** Exercise tasks **
**a.** In the passage on current direction detection, reproduce the part that opens with the words containing "To an inverter" and closes with "a DC component.", substituting "phase shift" for "phase angle".
**b.** In the passage on current direction detection, what does the current direction indicate in dead time compensation?

╭─ Source

The present invention relates to an apparatus and a method for detecting a current direction in bridge circuits and more particularly to an apparatus and a method for detecting current direction in a PWM converter or an inverter.
To an inverter or a converter, its load always presents a resistor-inductive character. As a result, a phase angle exists between a load current and an output voltage of the inverter or converter that varies with output frequency and load conditions. In many cases, a current direction is required to control the conduction or non-conduction of electronic switches in the inverter or converter. For example, the phase angle between the load current and the output voltage can be calculated from the current direction when a voltage phase is known. Besides, in dead time compensation, the current direction indicates the polarity of a distortion voltage caused by the dead time. Furthermore, the current direction can also be used to judge whether the output current is zero or includes a DC component.

╰─
╭─ Stored rows

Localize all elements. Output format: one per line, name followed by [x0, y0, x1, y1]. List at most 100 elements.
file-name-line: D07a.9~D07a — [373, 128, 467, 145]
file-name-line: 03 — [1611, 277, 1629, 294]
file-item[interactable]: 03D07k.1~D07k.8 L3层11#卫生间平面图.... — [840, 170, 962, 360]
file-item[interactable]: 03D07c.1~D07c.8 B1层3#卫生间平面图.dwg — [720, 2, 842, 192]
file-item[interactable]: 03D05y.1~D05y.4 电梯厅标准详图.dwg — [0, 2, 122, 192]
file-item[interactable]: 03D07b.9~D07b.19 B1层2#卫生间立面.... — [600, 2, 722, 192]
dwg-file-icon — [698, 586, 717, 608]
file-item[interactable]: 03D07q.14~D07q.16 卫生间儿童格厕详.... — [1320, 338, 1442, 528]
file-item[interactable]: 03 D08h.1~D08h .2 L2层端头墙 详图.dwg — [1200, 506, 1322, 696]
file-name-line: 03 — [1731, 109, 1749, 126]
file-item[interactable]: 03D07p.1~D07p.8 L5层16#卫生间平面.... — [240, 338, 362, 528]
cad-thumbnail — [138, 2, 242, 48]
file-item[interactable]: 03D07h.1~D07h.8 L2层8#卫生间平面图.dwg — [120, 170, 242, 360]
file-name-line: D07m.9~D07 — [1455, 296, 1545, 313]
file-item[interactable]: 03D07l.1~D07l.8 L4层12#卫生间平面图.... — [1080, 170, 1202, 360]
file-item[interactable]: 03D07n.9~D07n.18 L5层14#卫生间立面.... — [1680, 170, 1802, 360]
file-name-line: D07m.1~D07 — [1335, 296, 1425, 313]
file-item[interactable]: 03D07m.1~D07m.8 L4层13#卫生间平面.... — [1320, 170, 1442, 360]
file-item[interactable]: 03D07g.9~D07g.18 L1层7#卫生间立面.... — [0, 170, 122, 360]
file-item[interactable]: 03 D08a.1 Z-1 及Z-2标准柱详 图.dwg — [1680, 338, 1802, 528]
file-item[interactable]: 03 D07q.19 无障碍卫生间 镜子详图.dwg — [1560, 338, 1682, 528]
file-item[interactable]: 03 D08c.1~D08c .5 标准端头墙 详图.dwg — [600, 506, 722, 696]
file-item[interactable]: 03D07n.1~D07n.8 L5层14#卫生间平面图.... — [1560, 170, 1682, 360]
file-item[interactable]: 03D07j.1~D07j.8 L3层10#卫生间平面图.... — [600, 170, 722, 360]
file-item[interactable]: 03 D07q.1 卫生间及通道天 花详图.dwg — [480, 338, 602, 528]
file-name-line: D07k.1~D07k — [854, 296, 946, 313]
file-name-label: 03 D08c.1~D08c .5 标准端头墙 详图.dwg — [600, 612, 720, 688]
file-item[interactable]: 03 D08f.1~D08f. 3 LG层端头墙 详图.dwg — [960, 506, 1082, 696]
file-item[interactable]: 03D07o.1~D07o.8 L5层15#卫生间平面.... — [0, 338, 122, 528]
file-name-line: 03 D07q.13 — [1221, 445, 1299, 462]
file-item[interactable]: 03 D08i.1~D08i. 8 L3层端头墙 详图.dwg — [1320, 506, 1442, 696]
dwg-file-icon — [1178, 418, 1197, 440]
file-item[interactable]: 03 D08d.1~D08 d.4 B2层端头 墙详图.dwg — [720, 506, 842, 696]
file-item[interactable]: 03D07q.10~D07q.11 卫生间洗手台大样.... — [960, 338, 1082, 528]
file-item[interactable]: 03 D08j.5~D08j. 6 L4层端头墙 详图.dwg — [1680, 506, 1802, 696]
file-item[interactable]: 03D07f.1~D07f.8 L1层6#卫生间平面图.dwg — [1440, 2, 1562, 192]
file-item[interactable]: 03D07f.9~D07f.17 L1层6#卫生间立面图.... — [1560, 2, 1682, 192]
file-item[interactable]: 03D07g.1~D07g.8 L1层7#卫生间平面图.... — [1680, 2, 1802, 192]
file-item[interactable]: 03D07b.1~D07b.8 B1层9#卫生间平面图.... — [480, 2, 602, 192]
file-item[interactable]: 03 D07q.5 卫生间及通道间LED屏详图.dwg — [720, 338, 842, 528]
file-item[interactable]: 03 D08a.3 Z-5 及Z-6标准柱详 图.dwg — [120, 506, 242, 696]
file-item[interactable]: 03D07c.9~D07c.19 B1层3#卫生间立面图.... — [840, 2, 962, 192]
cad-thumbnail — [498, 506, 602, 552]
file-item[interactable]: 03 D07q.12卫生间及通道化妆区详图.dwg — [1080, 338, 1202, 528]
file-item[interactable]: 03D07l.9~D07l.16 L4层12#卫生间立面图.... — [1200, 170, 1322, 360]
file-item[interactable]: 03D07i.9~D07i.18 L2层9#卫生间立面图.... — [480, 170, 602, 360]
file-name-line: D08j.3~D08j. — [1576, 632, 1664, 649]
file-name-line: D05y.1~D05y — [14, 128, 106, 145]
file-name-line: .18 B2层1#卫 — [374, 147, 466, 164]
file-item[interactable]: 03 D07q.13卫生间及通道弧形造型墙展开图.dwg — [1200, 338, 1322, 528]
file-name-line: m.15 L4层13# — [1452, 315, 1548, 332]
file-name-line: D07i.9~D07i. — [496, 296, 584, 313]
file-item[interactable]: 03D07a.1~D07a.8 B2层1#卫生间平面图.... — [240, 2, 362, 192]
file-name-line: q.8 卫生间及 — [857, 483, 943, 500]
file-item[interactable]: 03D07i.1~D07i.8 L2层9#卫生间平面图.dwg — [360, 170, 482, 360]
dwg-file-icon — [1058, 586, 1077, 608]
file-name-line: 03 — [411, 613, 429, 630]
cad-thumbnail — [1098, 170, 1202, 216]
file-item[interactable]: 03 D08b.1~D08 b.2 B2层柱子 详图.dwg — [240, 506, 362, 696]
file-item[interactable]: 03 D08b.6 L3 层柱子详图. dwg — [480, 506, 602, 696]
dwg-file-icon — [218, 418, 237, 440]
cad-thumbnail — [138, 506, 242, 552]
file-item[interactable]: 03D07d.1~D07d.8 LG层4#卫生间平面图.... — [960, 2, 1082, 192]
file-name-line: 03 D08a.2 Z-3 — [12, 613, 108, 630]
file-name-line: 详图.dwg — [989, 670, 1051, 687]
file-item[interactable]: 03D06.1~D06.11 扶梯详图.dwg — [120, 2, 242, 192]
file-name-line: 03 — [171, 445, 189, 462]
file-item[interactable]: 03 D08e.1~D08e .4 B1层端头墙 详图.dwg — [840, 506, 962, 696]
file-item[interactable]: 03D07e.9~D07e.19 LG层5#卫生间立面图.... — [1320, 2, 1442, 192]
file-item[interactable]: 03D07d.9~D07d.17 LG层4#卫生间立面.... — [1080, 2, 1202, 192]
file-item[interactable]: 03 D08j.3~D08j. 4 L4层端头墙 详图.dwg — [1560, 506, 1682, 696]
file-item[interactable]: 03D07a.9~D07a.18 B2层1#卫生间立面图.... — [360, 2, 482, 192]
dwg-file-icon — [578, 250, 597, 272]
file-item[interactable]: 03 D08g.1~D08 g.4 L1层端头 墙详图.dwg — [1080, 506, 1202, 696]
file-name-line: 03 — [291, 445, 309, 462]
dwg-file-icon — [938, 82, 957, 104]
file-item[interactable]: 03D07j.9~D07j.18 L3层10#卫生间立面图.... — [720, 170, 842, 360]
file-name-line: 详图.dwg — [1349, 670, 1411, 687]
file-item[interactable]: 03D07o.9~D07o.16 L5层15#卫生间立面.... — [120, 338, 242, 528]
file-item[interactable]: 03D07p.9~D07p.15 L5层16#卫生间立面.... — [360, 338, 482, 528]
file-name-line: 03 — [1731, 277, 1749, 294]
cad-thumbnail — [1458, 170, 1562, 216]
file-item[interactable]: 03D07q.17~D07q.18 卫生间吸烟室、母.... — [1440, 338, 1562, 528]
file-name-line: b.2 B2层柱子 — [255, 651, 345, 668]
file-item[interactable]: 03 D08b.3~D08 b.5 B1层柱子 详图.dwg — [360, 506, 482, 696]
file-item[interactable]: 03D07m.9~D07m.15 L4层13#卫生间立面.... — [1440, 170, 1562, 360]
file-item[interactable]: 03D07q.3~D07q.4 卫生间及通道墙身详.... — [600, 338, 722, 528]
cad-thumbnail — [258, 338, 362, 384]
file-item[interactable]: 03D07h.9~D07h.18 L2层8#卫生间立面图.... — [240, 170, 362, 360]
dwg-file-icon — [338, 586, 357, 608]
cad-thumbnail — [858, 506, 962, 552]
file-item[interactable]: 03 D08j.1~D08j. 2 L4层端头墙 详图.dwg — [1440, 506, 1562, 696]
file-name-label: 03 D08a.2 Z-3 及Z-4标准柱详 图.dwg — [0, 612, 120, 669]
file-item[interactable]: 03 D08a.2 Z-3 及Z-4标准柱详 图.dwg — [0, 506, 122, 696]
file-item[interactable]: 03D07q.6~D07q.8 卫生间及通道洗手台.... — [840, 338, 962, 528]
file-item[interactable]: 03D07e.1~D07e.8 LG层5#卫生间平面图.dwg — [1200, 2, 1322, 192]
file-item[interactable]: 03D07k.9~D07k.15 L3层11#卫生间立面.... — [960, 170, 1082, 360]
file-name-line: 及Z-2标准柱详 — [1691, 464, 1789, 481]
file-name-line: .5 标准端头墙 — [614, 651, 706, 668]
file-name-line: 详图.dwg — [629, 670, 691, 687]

╰─

** Answers to the exercises **
**a.**
To an inverter or a converter, its load always presents a resistor-inductive character. As a result, a phase shift exists between a load current and an output voltage of the inverter or converter that varies with output frequency and load conditions. In many cases, a current direction is required to control the conduction or non-conduction of electronic switches in the inverter or converter. For example, the phase shift between the load current and the output voltage can be calculated from the current direction when a voltage phase is known. Besides, in dead time compensation, the current direction indicates the polarity of a distortion voltage caused by the dead time. Furthermore, the current direction can also be used to judge whether the output current is zero or includes a DC component.

**b.** It indicates the polarity of a distortion voltage caused by the dead time.